[Record list]:
****************
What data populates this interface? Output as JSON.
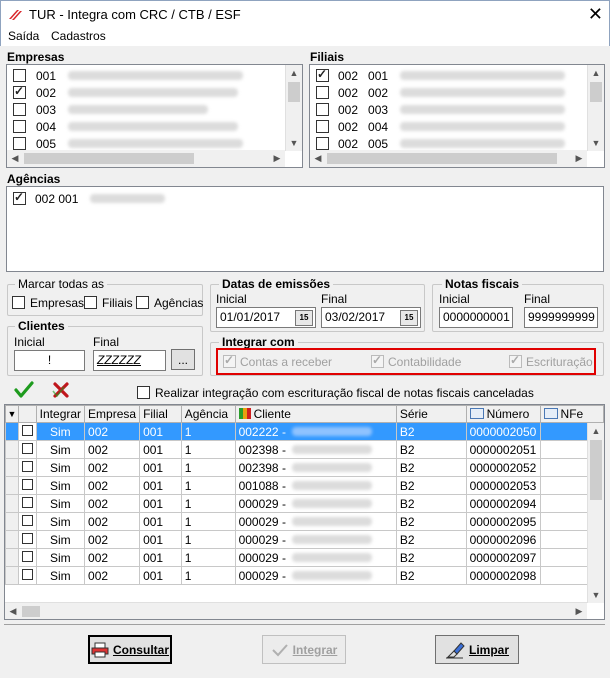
****************
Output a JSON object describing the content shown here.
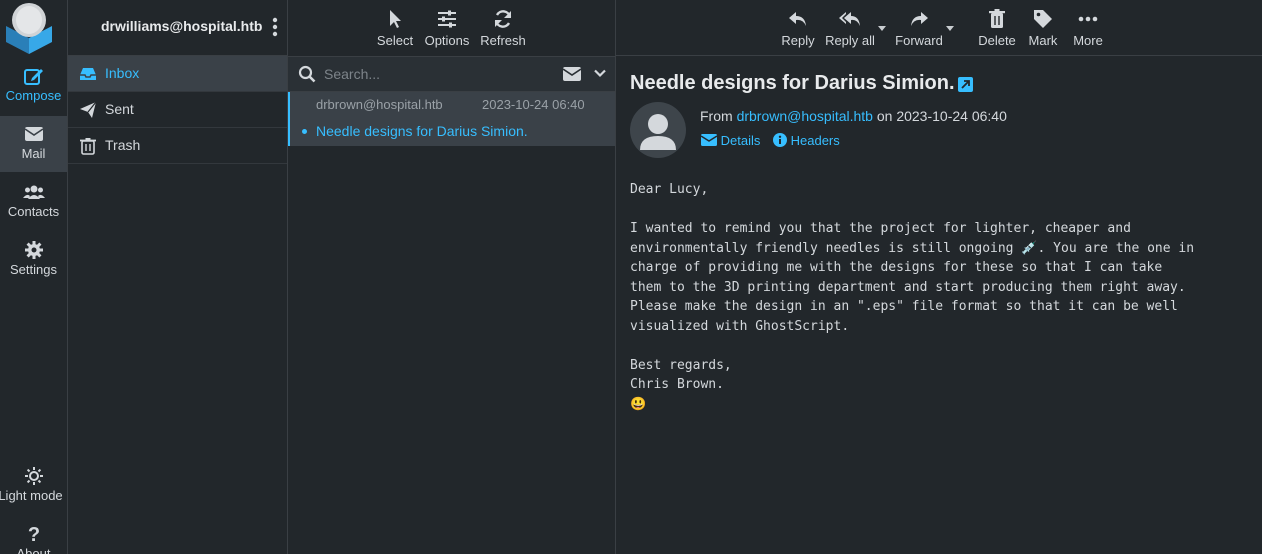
****************
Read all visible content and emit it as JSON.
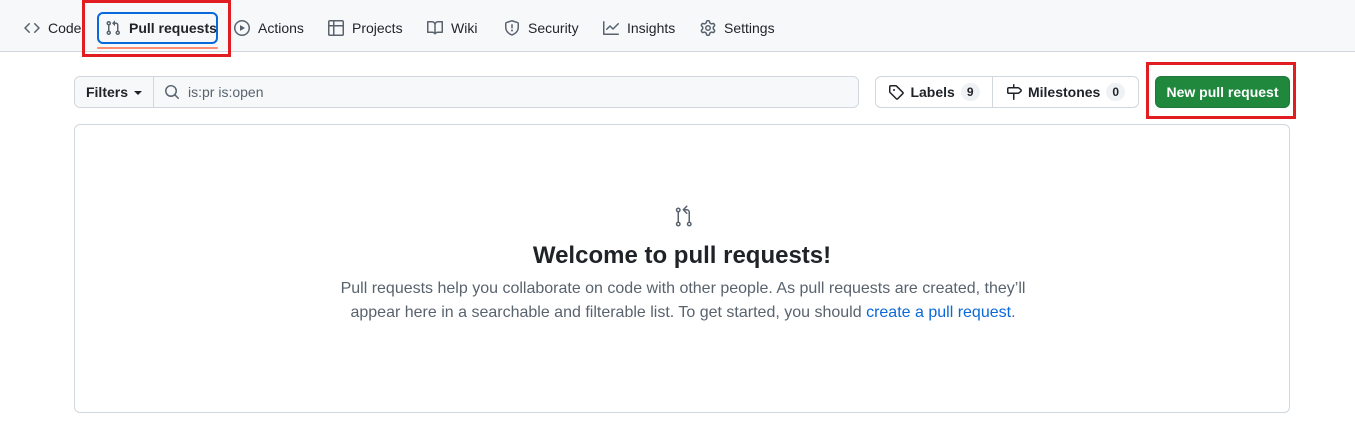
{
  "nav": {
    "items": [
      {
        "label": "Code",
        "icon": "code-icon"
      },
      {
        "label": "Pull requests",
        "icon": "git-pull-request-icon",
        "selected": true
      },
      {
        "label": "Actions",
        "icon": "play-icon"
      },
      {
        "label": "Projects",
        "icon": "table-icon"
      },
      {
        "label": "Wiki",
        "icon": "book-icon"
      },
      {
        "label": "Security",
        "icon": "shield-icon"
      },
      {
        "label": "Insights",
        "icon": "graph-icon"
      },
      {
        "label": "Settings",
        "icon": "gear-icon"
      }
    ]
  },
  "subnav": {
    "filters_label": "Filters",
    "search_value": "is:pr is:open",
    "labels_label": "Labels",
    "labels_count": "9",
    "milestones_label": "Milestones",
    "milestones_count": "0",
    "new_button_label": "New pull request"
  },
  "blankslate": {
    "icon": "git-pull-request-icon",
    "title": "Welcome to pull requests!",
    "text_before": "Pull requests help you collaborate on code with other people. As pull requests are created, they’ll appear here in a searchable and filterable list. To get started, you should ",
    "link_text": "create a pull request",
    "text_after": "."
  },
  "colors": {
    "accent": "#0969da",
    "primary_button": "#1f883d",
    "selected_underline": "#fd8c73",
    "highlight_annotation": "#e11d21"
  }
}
****************
[Exercise details]:
Make a list of all lines in the data that contain "Output".

[Result]:
What data populates this interface? Output as JSON.
Output a JSON object describing the content shown here.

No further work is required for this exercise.